Data extracted from a collection:
▼

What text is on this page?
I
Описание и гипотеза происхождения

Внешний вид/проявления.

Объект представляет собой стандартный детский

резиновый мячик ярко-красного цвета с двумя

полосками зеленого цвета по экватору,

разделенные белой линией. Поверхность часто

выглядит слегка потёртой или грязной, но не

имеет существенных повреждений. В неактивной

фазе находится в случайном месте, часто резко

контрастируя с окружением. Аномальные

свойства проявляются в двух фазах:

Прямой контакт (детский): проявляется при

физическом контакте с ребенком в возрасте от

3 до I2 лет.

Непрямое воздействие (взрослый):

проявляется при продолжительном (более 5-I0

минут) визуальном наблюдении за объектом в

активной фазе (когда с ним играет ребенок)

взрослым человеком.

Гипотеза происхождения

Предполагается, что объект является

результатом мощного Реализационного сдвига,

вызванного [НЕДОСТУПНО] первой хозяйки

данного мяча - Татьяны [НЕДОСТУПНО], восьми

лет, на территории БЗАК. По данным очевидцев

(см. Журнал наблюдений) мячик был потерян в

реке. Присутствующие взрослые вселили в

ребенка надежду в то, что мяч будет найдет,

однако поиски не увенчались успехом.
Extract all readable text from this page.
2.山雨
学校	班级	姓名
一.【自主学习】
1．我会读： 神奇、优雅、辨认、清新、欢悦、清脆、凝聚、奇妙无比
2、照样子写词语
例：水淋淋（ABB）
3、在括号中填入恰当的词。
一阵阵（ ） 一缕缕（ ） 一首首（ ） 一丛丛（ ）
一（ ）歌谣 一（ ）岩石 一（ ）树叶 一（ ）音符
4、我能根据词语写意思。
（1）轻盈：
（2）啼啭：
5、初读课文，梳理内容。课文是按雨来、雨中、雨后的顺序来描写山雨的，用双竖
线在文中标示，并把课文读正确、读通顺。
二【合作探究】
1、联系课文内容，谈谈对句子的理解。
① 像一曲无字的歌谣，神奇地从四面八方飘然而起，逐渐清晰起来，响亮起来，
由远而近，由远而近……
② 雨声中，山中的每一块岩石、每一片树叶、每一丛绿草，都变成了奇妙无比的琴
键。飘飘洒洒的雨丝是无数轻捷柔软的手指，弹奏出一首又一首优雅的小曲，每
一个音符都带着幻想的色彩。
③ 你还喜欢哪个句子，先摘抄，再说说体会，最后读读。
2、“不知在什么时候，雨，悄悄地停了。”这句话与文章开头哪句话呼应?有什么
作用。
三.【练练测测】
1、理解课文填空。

▲

WHAT IS EXPECTED. Repeat, without changes, every line from the one that contains "Extract all readable text from this page." through the final line of the data.

CORRECT ANSWER.
Extract all readable text from this page.
2.山雨
学校	班级	姓名
一.【自主学习】
1．我会读： 神奇、优雅、辨认、清新、欢悦、清脆、凝聚、奇妙无比
2、照样子写词语
例：水淋淋（ABB）
3、在括号中填入恰当的词。
一阵阵（ ） 一缕缕（ ） 一首首（ ） 一丛丛（ ）
一（ ）歌谣 一（ ）岩石 一（ ）树叶 一（ ）音符
4、我能根据词语写意思。
（1）轻盈：
（2）啼啭：
5、初读课文，梳理内容。课文是按雨来、雨中、雨后的顺序来描写山雨的，用双竖
线在文中标示，并把课文读正确、读通顺。
二【合作探究】
1、联系课文内容，谈谈对句子的理解。
① 像一曲无字的歌谣，神奇地从四面八方飘然而起，逐渐清晰起来，响亮起来，
由远而近，由远而近……
② 雨声中，山中的每一块岩石、每一片树叶、每一丛绿草，都变成了奇妙无比的琴
键。飘飘洒洒的雨丝是无数轻捷柔软的手指，弹奏出一首又一首优雅的小曲，每
一个音符都带着幻想的色彩。
③ 你还喜欢哪个句子，先摘抄，再说说体会，最后读读。
2、“不知在什么时候，雨，悄悄地停了。”这句话与文章开头哪句话呼应?有什么
作用。
三.【练练测测】
1、理解课文填空。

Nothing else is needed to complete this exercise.